To go beyond 10 dice I'd need to either use a faster programming environment, tie up my computer for hours or days at a time, or use a less dumb-brute-force method to calculate the distributions. I've figured out how to do the latter, but I may or may not have time to do it.

- Walt
Wandering in the diasporosphere

Bankuei

You da man!  Armed with this, I can better judge how many dice I want to have players working with.  

If you're interested in what I'm planning to use this for, I've got a setting I'm writing up, called Redline.  This is basically a hyperpunk racing/gang warfare thing.  Take Fast and the Furious, Battle Angel Alita, Jet Set Radio, the bike scenes from Akira, Kinetica, and cyberpunk, and roll it into a fierce battle for the streets.

Thanks for the gross math.  Maybe I'll get a chance to test it out soon.

PS-
Something the math can't cover is the gambling/gamist personality in that with your initial roll, you have a fuzzy estimate as to whether to gamble more or not.  If I have a 1,2,3, 5,5, I know that I'm likely to at least double my successes with room to triple them.  Likewise, I'm also looking at what the GM rolled and betting my odds against that.  In a way, you know what you got, and you're trying to do the math in your head as to what the best option is going to be.


Chris

Walt Freitag

QuoteLikewise, I'm also looking at what the GM rolled and betting my odds against that. In a way, you know what you got, and you're trying to do the math in your head as to what the best option is going to be.

● STATED GOAL A
In the dice discussion, what is the name of the setting being written up?
● STATED GOAL B
Please say whether each statement agrees with the dice discussion, answering yes or no and quoting the deciding words: (i) A less brute-force method for calculating the distributions has already been figured out. (ii) Redline is described as a medieval fantasy setting. (iii) The math is said to cover the gambling/gamist personality.

● RECORDS PROVIDED

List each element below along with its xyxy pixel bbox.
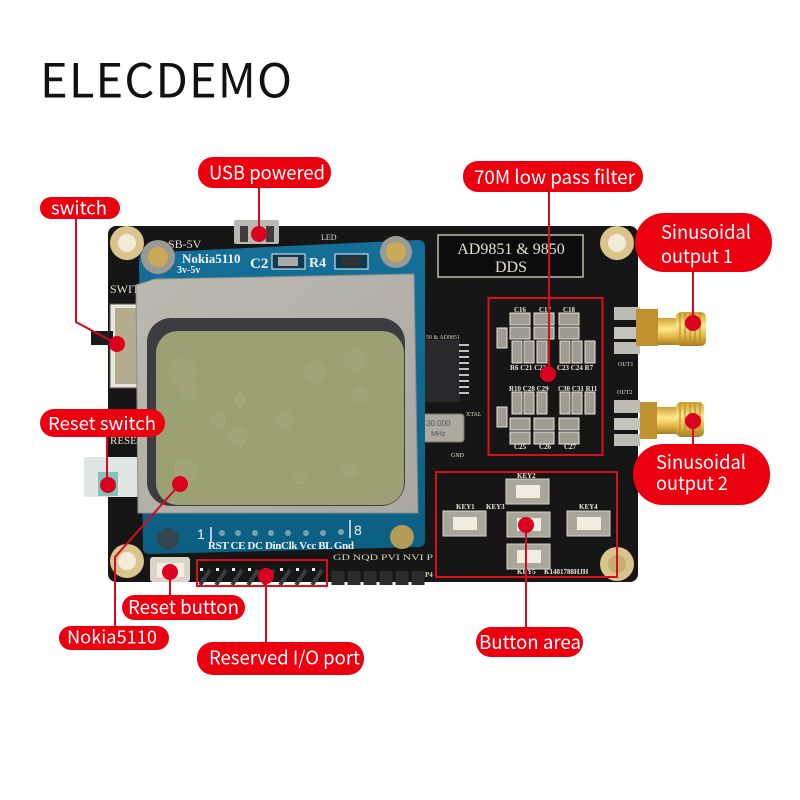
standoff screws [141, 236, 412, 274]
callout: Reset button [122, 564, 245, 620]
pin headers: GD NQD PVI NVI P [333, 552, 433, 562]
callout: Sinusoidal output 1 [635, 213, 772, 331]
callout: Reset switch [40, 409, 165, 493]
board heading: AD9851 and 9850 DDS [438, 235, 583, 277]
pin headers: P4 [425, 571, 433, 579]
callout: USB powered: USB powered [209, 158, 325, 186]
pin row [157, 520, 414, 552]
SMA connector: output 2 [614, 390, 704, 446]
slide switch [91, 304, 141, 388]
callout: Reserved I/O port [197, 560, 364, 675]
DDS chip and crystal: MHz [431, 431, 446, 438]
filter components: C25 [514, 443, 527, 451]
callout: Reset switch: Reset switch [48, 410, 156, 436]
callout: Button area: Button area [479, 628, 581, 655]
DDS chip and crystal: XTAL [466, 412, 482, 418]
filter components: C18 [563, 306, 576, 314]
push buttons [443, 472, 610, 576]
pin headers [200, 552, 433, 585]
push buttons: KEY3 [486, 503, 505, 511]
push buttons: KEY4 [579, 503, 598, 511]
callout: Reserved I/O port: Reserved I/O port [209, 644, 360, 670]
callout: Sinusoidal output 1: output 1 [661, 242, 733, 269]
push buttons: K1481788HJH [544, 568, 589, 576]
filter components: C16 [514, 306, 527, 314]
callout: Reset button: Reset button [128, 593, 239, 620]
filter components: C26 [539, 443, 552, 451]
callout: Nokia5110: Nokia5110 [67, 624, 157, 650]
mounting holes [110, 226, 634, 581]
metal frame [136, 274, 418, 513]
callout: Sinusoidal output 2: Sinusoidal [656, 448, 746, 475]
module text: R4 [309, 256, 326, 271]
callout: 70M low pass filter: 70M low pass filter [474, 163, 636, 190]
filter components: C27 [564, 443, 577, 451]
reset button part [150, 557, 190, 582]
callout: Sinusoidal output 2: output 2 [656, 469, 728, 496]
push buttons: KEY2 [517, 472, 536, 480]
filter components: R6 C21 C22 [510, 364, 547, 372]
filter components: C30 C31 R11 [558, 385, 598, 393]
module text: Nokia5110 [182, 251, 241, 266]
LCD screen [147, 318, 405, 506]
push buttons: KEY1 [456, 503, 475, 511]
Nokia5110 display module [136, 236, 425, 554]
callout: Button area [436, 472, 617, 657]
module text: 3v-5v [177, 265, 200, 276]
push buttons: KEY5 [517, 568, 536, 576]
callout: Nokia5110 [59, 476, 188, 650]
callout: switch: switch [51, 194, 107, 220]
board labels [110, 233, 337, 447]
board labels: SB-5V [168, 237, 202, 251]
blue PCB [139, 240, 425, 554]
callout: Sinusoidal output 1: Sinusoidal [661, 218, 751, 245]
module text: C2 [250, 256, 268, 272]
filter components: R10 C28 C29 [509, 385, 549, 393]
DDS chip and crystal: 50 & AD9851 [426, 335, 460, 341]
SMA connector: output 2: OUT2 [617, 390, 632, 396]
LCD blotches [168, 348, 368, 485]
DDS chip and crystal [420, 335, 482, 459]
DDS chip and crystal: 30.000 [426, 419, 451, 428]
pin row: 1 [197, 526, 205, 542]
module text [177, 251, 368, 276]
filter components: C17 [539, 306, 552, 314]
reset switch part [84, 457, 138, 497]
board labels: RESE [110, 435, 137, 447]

● TASK ANSWER A
Redline

● TASK ANSWER B
(i) Yes: "I've figured out how to do the latter"
(ii) No: "This is basically a hyperpunk racing/gang warfare thing."
(iii) No: "Something the math can't cover is the gambling/gamist personality"